Word for word, set down the records and skip each picture.

RECORDS SUPPLIED —
-- -- --
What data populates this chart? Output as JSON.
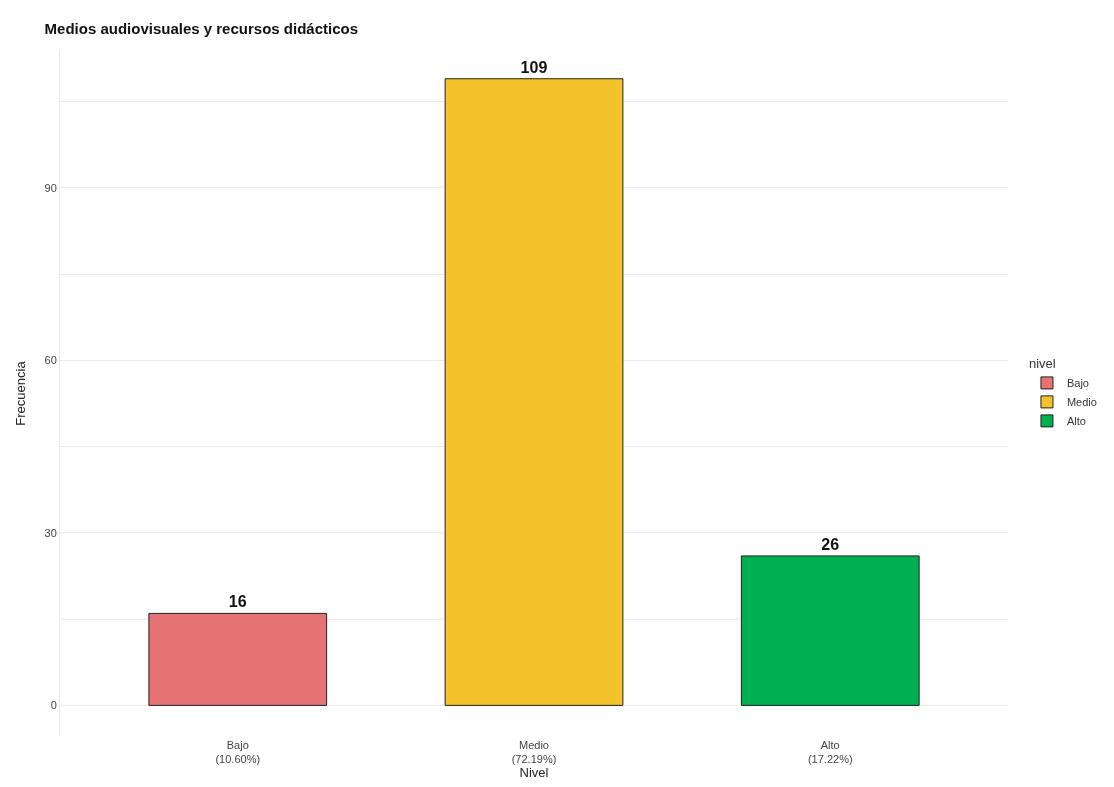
{
  "chart_data": {
    "type": "bar",
    "title": "Medios audiovisuales y recursos didácticos",
    "xlabel": "Nivel",
    "ylabel": "Frecuencia",
    "legend_title": "nivel",
    "categories": [
      "Bajo\n(10.60%)",
      "Medio\n(72.19%)",
      "Alto\n(17.22%)"
    ],
    "series": [
      {
        "name": "Bajo",
        "color": "#e57373",
        "values": [
          16,
          null,
          null
        ]
      },
      {
        "name": "Medio",
        "color": "#f4c22b",
        "values": [
          null,
          109,
          null
        ]
      },
      {
        "name": "Alto",
        "color": "#00b050",
        "values": [
          null,
          null,
          26
        ]
      }
    ],
    "ylim": [
      -5.5,
      114
    ],
    "yticks": [
      0,
      {
        "value": 15,
        "label": null
      },
      30,
      {
        "value": 45,
        "label": null
      },
      60,
      {
        "value": 75,
        "label": null
      },
      90,
      {
        "value": 105,
        "label": null
      }
    ],
    "grid": "y",
    "legend": "right",
    "data_labels": true
  }
}
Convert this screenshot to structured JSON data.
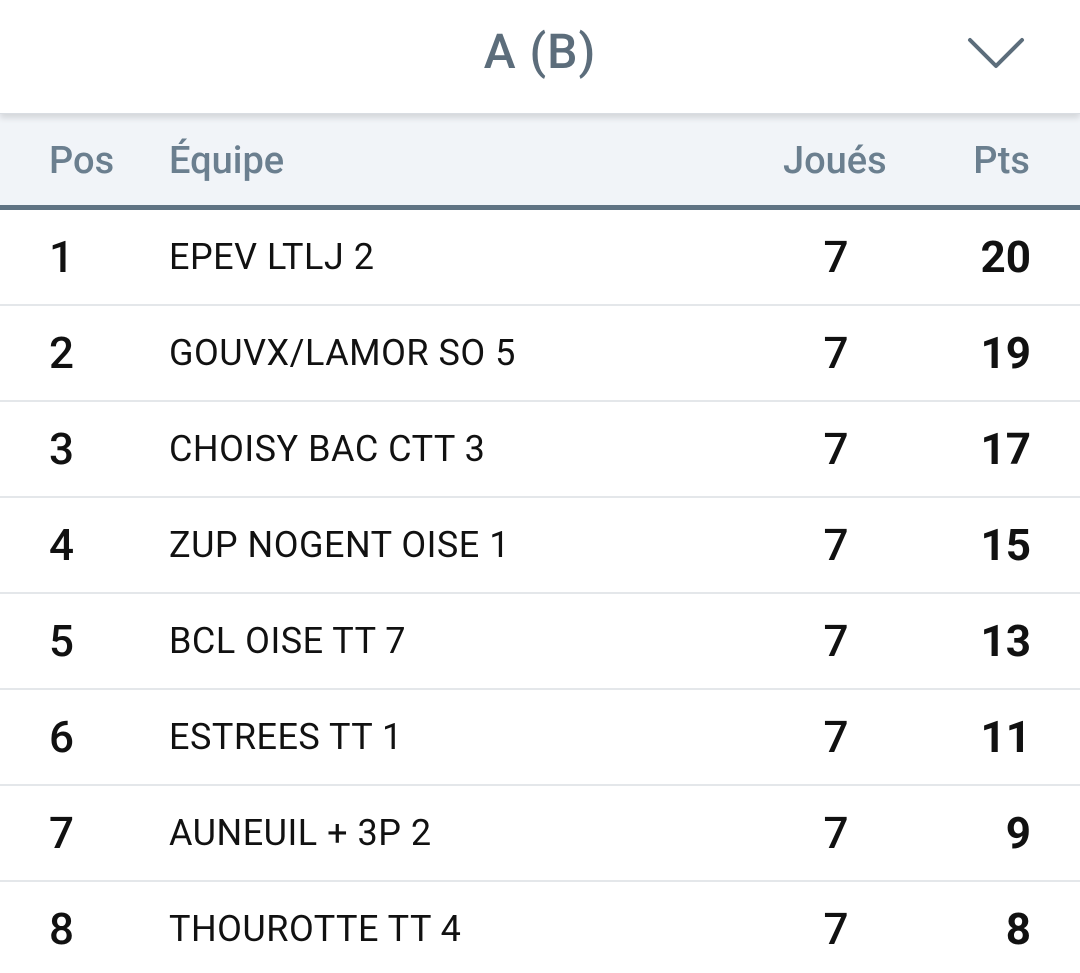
{
  "header": {
    "group_title": "A (B)",
    "dropdown_icon": "chevron-down-icon"
  },
  "table": {
    "columns": {
      "pos": "Pos",
      "team": "Équipe",
      "played": "Joués",
      "pts": "Pts"
    },
    "rows": [
      {
        "pos": "1",
        "team": "EPEV LTLJ 2",
        "played": "7",
        "pts": "20"
      },
      {
        "pos": "2",
        "team": "GOUVX/LAMOR SO 5",
        "played": "7",
        "pts": "19"
      },
      {
        "pos": "3",
        "team": "CHOISY BAC CTT 3",
        "played": "7",
        "pts": "17"
      },
      {
        "pos": "4",
        "team": "ZUP NOGENT OISE 1",
        "played": "7",
        "pts": "15"
      },
      {
        "pos": "5",
        "team": "BCL OISE TT 7",
        "played": "7",
        "pts": "13"
      },
      {
        "pos": "6",
        "team": "ESTREES TT 1",
        "played": "7",
        "pts": "11"
      },
      {
        "pos": "7",
        "team": "AUNEUIL + 3P 2",
        "played": "7",
        "pts": "9"
      },
      {
        "pos": "8",
        "team": "THOUROTTE TT 4",
        "played": "7",
        "pts": "8"
      }
    ]
  },
  "colors": {
    "title": "#5c6d7b",
    "header_bg": "#f1f4f8",
    "header_text": "#6b7f8f",
    "header_rule": "#5f7383",
    "row_text": "#111111",
    "row_divider": "#e4e7ea"
  }
}
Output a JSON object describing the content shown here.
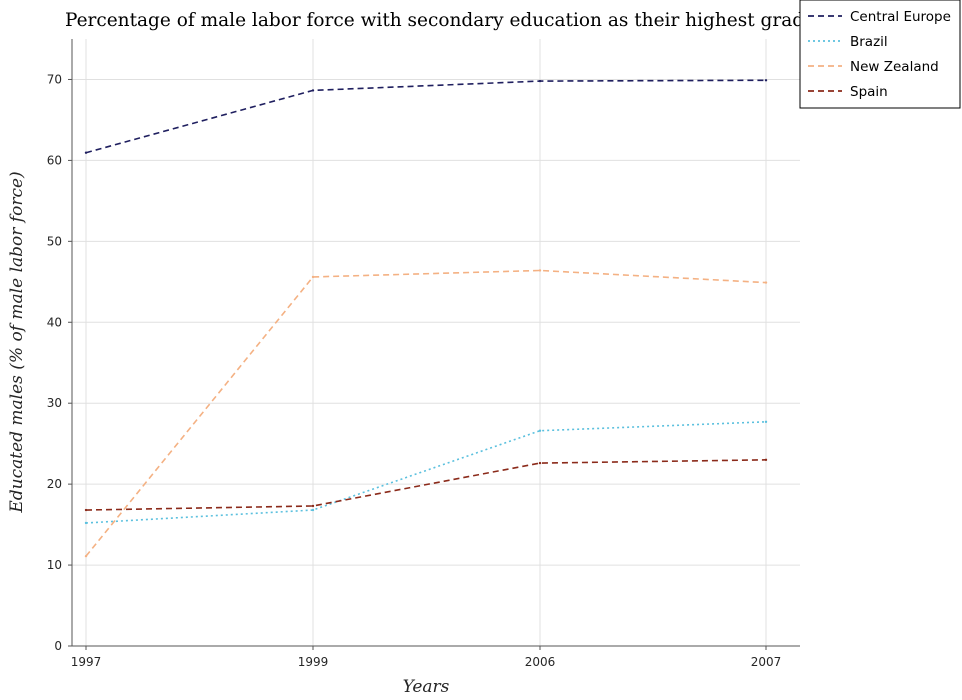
{
  "chart_data": {
    "type": "line",
    "title": "Percentage of male labor force with secondary education as their highest grade",
    "xlabel": "Years",
    "ylabel": "Educated males (% of male labor force)",
    "categories": [
      "1997",
      "1999",
      "2006",
      "2007"
    ],
    "ylim": [
      0,
      75
    ],
    "yticks": [
      0,
      10,
      20,
      30,
      40,
      50,
      60,
      70
    ],
    "grid": true,
    "legend_position": "top-right",
    "series": [
      {
        "name": "Central Europe",
        "color": "#1f1f5f",
        "dash": "6,4",
        "values": [
          60.95,
          68.65,
          69.8,
          69.9
        ]
      },
      {
        "name": "Brazil",
        "color": "#5bc0de",
        "dash": "2,3",
        "values": [
          15.2,
          16.8,
          26.6,
          27.7
        ]
      },
      {
        "name": "New Zealand",
        "color": "#f4b183",
        "dash": "6,4",
        "values": [
          11.1,
          45.6,
          46.4,
          44.9
        ]
      },
      {
        "name": "Spain",
        "color": "#8b2a1a",
        "dash": "6,4",
        "values": [
          16.8,
          17.3,
          22.6,
          23.0
        ]
      }
    ]
  }
}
-- -- --
RESULT FOR THIS EXERCISE —
What data populates this chart? Output as JSON.
{
  "chart_data": {
    "type": "bar",
    "title": "Medios audiovisuales y recursos didácticos",
    "xlabel": "Nivel",
    "ylabel": "Frecuencia",
    "legend_title": "nivel",
    "categories": [
      "Bajo\n(10.60%)",
      "Medio\n(72.19%)",
      "Alto\n(17.22%)"
    ],
    "series": [
      {
        "name": "Bajo",
        "color": "#e57373",
        "values": [
          16,
          null,
          null
        ]
      },
      {
        "name": "Medio",
        "color": "#f4c22b",
        "values": [
          null,
          109,
          null
        ]
      },
      {
        "name": "Alto",
        "color": "#00b050",
        "values": [
          null,
          null,
          26
        ]
      }
    ],
    "ylim": [
      -5.5,
      114
    ],
    "yticks": [
      0,
      {
        "value": 15,
        "label": null
      },
      30,
      {
        "value": 45,
        "label": null
      },
      60,
      {
        "value": 75,
        "label": null
      },
      90,
      {
        "value": 105,
        "label": null
      }
    ],
    "grid": "y",
    "legend": "right",
    "data_labels": true
  }
}
Convert this screenshot to structured JSON data.
{
  "header": {
    "group_title": "A (B)",
    "dropdown_icon": "chevron-down-icon"
  },
  "table": {
    "columns": {
      "pos": "Pos",
      "team": "Équipe",
      "played": "Joués",
      "pts": "Pts"
    },
    "rows": [
      {
        "pos": "1",
        "team": "EPEV LTLJ 2",
        "played": "7",
        "pts": "20"
      },
      {
        "pos": "2",
        "team": "GOUVX/LAMOR SO 5",
        "played": "7",
        "pts": "19"
      },
      {
        "pos": "3",
        "team": "CHOISY BAC CTT 3",
        "played": "7",
        "pts": "17"
      },
      {
        "pos": "4",
        "team": "ZUP NOGENT OISE 1",
        "played": "7",
        "pts": "15"
      },
      {
        "pos": "5",
        "team": "BCL OISE TT 7",
        "played": "7",
        "pts": "13"
      },
      {
        "pos": "6",
        "team": "ESTREES TT 1",
        "played": "7",
        "pts": "11"
      },
      {
        "pos": "7",
        "team": "AUNEUIL + 3P 2",
        "played": "7",
        "pts": "9"
      },
      {
        "pos": "8",
        "team": "THOUROTTE TT 4",
        "played": "7",
        "pts": "8"
      }
    ]
  },
  "colors": {
    "title": "#5c6d7b",
    "header_bg": "#f1f4f8",
    "header_text": "#6b7f8f",
    "header_rule": "#5f7383",
    "row_text": "#111111",
    "row_divider": "#e4e7ea"
  }
}
Output a JSON object describing the content shown here.
{
  "chart_data": {
    "type": "line",
    "title": "Percentage of male labor force with secondary education as their highest grade",
    "xlabel": "Years",
    "ylabel": "Educated males (% of male labor force)",
    "categories": [
      "1997",
      "1999",
      "2006",
      "2007"
    ],
    "ylim": [
      0,
      75
    ],
    "yticks": [
      0,
      10,
      20,
      30,
      40,
      50,
      60,
      70
    ],
    "grid": true,
    "legend_position": "top-right",
    "series": [
      {
        "name": "Central Europe",
        "color": "#1f1f5f",
        "dash": "6,4",
        "values": [
          60.95,
          68.65,
          69.8,
          69.9
        ]
      },
      {
        "name": "Brazil",
        "color": "#5bc0de",
        "dash": "2,3",
        "values": [
          15.2,
          16.8,
          26.6,
          27.7
        ]
      },
      {
        "name": "New Zealand",
        "color": "#f4b183",
        "dash": "6,4",
        "values": [
          11.1,
          45.6,
          46.4,
          44.9
        ]
      },
      {
        "name": "Spain",
        "color": "#8b2a1a",
        "dash": "6,4",
        "values": [
          16.8,
          17.3,
          22.6,
          23.0
        ]
      }
    ]
  }
}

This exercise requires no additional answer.